WHAT THE EXERCISE ASKS: Output the line containing "Transcribe this image's" and all subsequent lines of the listing below, copied exactly, with no other lines.

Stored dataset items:
----

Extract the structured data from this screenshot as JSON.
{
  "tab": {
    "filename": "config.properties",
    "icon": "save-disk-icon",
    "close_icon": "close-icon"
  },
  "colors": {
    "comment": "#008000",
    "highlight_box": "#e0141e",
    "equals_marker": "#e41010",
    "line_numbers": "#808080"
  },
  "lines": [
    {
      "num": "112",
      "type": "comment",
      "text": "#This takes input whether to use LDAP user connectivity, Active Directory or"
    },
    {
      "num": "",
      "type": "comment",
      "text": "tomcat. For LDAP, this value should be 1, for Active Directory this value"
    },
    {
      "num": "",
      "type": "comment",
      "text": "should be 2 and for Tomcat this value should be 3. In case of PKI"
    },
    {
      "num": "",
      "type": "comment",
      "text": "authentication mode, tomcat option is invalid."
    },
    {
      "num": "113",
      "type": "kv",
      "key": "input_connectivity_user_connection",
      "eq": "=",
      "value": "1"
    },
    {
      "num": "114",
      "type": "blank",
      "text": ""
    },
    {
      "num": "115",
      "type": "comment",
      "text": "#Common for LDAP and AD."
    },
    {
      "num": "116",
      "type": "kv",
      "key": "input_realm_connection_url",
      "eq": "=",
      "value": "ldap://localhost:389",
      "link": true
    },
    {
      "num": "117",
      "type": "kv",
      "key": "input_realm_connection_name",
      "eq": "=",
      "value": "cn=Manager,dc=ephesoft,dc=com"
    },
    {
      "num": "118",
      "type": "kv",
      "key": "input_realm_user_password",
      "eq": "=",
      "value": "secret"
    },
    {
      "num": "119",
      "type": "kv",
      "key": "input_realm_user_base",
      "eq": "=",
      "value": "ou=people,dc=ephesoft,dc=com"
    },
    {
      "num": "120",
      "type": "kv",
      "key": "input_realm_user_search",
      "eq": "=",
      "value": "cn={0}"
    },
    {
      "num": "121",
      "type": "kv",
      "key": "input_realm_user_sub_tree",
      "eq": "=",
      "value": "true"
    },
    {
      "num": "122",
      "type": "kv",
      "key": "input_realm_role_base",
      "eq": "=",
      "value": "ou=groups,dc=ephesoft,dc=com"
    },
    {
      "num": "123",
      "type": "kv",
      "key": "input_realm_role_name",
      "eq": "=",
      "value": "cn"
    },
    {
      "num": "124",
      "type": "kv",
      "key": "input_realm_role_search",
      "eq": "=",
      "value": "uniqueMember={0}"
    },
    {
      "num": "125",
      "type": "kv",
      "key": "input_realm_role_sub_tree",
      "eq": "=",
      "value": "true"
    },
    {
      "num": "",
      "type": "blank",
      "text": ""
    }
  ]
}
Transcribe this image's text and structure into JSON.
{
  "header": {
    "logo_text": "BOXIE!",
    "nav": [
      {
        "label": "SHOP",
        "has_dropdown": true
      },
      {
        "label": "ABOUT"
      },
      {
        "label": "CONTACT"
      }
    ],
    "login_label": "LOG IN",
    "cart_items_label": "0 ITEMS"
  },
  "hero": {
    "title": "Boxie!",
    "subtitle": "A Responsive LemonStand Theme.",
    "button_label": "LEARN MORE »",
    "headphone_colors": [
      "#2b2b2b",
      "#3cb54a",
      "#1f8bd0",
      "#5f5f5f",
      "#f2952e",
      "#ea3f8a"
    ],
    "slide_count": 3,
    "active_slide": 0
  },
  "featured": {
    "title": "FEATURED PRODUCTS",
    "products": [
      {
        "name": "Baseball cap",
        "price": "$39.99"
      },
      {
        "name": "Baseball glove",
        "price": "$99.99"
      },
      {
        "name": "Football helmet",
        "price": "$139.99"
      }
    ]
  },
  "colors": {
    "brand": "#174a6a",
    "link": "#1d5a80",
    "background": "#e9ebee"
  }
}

----

CORRECT RESULT:
Transcribe this image's text and structure into JSON.
{
  "header": {
    "logo_text": "BOXIE!",
    "nav": [
      {
        "label": "SHOP",
        "has_dropdown": true
      },
      {
        "label": "ABOUT"
      },
      {
        "label": "CONTACT"
      }
    ],
    "login_label": "LOG IN",
    "cart_items_label": "0 ITEMS"
  },
  "hero": {
    "title": "Boxie!",
    "subtitle": "A Responsive LemonStand Theme.",
    "button_label": "LEARN MORE »",
    "headphone_colors": [
      "#2b2b2b",
      "#3cb54a",
      "#1f8bd0",
      "#5f5f5f",
      "#f2952e",
      "#ea3f8a"
    ],
    "slide_count": 3,
    "active_slide": 0
  },
  "featured": {
    "title": "FEATURED PRODUCTS",
    "products": [
      {
        "name": "Baseball cap",
        "price": "$39.99"
      },
      {
        "name": "Baseball glove",
        "price": "$99.99"
      },
      {
        "name": "Football helmet",
        "price": "$139.99"
      }
    ]
  },
  "colors": {
    "brand": "#174a6a",
    "link": "#1d5a80",
    "background": "#e9ebee"
  }
}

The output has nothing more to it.